#### Records supplied ####

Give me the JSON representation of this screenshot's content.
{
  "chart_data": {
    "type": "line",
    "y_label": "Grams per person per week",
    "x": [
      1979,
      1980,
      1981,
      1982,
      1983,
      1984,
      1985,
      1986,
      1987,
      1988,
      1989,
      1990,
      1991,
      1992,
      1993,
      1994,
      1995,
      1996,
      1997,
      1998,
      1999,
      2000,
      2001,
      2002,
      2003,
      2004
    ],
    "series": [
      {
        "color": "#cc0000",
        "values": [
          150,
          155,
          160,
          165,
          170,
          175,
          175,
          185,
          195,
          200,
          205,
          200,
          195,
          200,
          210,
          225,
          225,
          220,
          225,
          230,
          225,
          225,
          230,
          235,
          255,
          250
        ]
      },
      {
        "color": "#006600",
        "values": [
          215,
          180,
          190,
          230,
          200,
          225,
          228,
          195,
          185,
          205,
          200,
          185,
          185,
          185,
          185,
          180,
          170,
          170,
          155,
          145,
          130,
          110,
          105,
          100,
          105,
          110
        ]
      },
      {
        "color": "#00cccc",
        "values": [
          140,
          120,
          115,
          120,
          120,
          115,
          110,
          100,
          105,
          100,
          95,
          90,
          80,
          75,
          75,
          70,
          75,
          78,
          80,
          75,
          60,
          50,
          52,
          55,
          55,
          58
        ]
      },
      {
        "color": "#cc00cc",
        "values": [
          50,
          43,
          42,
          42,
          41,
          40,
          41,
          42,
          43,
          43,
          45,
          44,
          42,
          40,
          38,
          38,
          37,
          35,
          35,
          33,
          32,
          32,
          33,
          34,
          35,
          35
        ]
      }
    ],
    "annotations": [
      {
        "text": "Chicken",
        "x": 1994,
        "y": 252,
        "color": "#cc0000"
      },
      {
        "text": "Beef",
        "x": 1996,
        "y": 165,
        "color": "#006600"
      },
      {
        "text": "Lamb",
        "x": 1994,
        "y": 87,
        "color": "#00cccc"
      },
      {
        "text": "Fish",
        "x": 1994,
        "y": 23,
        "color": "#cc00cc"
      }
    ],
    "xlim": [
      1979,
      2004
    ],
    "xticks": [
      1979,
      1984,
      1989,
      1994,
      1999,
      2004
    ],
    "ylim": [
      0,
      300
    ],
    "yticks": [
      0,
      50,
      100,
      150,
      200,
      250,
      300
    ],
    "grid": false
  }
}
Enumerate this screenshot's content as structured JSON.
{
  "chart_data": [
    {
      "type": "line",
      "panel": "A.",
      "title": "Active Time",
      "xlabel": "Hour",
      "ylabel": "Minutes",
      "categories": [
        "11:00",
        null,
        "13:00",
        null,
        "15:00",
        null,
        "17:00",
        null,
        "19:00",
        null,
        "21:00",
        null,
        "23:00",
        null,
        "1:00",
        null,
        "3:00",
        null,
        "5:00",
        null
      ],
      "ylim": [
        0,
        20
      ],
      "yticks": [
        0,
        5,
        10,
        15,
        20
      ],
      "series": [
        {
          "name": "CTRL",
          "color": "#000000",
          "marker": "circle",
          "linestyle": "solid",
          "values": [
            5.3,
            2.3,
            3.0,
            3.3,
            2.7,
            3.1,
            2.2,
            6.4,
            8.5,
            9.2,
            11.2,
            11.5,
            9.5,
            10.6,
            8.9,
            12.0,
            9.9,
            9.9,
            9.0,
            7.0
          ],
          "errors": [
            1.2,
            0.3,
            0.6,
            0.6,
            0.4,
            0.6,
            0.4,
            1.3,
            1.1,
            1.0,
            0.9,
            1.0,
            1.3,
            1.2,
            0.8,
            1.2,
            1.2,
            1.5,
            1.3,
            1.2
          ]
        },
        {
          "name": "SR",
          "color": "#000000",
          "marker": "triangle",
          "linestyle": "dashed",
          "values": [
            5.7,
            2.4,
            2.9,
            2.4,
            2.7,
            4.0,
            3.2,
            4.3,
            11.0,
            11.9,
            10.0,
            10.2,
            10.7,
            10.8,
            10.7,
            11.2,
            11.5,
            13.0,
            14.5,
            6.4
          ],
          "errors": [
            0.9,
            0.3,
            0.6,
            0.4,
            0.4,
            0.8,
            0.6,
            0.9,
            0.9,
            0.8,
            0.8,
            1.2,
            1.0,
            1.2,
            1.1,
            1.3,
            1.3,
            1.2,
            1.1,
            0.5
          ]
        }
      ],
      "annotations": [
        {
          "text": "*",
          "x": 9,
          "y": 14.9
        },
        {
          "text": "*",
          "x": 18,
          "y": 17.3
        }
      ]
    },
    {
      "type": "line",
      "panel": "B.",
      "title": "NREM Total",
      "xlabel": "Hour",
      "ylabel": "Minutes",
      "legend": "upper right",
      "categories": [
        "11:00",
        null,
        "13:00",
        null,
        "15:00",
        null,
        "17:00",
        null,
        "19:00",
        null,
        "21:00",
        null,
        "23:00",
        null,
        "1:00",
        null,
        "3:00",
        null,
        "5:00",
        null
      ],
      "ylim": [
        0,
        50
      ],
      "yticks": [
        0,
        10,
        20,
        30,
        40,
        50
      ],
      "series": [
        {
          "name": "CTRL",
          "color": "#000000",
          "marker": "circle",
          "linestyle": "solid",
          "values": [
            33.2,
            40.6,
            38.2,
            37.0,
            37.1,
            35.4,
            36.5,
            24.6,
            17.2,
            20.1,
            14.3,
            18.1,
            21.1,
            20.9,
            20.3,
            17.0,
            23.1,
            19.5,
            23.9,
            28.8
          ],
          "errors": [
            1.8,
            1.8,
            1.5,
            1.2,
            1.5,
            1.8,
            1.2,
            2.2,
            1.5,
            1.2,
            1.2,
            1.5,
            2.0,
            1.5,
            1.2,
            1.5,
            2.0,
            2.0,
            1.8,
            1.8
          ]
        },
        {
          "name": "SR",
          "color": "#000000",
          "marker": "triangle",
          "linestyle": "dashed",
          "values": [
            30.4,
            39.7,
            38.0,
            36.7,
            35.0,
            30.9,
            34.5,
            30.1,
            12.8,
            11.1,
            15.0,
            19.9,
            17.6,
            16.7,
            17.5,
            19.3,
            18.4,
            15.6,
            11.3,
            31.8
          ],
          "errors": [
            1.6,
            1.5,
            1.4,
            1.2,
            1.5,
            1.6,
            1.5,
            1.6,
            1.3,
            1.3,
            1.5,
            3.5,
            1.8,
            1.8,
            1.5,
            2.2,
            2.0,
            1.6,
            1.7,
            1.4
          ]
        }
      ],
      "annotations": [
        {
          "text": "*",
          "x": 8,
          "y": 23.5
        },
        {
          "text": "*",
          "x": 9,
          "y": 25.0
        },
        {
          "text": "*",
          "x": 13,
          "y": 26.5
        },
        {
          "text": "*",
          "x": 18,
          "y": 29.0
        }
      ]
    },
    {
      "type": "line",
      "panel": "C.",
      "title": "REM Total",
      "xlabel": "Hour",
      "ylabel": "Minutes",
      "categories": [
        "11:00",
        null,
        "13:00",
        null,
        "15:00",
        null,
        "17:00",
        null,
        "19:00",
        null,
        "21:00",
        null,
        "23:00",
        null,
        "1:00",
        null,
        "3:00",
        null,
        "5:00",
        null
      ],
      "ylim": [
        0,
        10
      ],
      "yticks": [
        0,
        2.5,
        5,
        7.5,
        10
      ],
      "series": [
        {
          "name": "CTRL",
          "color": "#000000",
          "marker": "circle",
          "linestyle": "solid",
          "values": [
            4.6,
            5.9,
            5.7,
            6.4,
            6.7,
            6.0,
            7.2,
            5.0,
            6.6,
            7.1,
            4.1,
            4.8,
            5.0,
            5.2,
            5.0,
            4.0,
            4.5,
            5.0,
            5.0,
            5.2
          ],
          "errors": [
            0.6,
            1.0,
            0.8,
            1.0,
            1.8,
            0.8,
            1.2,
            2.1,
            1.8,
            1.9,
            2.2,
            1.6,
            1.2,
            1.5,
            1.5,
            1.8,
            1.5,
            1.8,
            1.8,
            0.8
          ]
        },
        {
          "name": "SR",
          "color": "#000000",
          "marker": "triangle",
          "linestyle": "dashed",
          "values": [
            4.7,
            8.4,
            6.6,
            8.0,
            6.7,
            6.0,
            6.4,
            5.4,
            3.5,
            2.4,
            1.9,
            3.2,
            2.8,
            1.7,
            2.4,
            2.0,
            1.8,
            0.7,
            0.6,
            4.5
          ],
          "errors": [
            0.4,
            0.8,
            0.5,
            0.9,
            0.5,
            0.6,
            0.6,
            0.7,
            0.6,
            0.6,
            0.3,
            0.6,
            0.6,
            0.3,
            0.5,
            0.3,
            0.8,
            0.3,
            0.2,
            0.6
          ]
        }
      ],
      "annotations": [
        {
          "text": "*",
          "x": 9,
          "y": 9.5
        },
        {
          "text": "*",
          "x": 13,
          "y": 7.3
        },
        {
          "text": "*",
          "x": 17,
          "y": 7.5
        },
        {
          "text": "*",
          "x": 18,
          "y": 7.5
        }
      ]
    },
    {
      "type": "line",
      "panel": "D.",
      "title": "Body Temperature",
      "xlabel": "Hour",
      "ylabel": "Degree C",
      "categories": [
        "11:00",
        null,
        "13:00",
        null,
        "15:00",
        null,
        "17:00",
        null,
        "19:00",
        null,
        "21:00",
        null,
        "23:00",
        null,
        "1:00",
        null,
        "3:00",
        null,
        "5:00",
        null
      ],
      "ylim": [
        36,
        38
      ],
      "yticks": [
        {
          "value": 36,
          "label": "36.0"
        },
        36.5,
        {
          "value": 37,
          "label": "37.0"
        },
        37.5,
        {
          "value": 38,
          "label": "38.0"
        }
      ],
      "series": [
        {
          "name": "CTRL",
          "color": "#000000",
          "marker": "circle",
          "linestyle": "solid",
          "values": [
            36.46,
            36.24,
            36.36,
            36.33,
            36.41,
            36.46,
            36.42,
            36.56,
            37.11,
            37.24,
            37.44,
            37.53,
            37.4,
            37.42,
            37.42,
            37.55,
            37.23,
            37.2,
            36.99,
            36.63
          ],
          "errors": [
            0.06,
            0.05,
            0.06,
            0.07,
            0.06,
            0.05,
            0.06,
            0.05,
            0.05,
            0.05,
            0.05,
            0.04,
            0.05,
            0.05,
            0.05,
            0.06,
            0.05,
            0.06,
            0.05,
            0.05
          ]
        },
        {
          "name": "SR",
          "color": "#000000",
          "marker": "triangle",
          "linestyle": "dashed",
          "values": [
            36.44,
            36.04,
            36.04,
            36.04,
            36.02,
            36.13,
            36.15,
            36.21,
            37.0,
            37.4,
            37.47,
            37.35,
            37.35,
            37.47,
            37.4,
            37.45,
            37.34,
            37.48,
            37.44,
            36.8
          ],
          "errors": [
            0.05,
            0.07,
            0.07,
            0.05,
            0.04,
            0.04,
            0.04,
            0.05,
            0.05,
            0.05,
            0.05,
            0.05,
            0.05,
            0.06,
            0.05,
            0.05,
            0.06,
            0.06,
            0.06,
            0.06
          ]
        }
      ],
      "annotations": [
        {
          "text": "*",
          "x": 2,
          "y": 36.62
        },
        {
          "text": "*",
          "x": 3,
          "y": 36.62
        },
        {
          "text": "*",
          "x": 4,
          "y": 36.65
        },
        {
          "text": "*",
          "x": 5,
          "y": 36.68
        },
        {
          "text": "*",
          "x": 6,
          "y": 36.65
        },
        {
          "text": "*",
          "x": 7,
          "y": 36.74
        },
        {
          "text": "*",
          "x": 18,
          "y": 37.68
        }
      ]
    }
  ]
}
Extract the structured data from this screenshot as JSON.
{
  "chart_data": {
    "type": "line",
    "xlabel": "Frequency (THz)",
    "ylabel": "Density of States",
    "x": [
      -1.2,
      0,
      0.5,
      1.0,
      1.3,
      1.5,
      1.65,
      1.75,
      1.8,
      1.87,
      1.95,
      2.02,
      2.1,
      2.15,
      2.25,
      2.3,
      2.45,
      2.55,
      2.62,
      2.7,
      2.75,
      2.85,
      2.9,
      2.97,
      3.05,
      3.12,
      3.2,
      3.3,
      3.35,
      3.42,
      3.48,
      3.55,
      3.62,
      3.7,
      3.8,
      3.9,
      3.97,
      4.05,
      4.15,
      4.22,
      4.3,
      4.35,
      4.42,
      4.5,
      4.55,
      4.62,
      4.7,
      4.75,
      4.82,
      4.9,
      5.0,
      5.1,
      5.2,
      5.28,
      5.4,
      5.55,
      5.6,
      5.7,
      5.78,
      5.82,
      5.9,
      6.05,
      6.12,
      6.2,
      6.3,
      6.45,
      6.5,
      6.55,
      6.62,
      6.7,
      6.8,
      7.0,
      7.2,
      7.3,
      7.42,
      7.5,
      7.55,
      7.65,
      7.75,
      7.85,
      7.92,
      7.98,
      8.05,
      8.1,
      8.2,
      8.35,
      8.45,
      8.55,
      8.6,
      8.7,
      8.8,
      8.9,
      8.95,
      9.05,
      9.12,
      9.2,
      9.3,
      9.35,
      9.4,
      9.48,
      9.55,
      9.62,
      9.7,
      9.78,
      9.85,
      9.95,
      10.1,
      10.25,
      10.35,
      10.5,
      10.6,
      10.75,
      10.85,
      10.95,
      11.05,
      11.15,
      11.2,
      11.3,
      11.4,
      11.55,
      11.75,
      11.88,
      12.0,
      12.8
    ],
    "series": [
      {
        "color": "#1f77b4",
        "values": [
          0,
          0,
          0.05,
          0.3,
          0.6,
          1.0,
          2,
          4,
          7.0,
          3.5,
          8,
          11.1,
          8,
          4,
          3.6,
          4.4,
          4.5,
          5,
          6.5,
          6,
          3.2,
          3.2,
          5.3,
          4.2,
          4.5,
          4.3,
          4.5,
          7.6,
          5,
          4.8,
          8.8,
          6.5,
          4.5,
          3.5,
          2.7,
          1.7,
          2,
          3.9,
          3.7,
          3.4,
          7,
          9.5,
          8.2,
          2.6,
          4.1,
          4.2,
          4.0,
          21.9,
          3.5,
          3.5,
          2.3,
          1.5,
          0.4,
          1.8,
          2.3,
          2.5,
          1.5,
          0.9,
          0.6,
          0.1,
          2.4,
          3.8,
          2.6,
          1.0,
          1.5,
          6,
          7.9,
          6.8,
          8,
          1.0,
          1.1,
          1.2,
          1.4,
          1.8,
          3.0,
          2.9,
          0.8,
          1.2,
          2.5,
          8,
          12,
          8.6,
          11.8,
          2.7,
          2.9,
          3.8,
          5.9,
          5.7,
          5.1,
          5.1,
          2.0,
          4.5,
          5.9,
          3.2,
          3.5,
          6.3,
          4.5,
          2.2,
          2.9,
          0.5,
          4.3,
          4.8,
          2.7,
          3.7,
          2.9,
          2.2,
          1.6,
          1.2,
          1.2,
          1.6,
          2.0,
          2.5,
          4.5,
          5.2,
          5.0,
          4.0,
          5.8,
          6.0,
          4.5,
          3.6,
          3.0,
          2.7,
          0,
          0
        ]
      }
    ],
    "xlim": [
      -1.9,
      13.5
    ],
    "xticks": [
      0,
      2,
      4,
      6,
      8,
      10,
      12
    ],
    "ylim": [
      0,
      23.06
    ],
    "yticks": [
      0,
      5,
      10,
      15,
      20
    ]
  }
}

####

> [What you have to do]:
Tally up the lines of the listing containing the word "structured". Give only the total.

> [Problem solution]:
2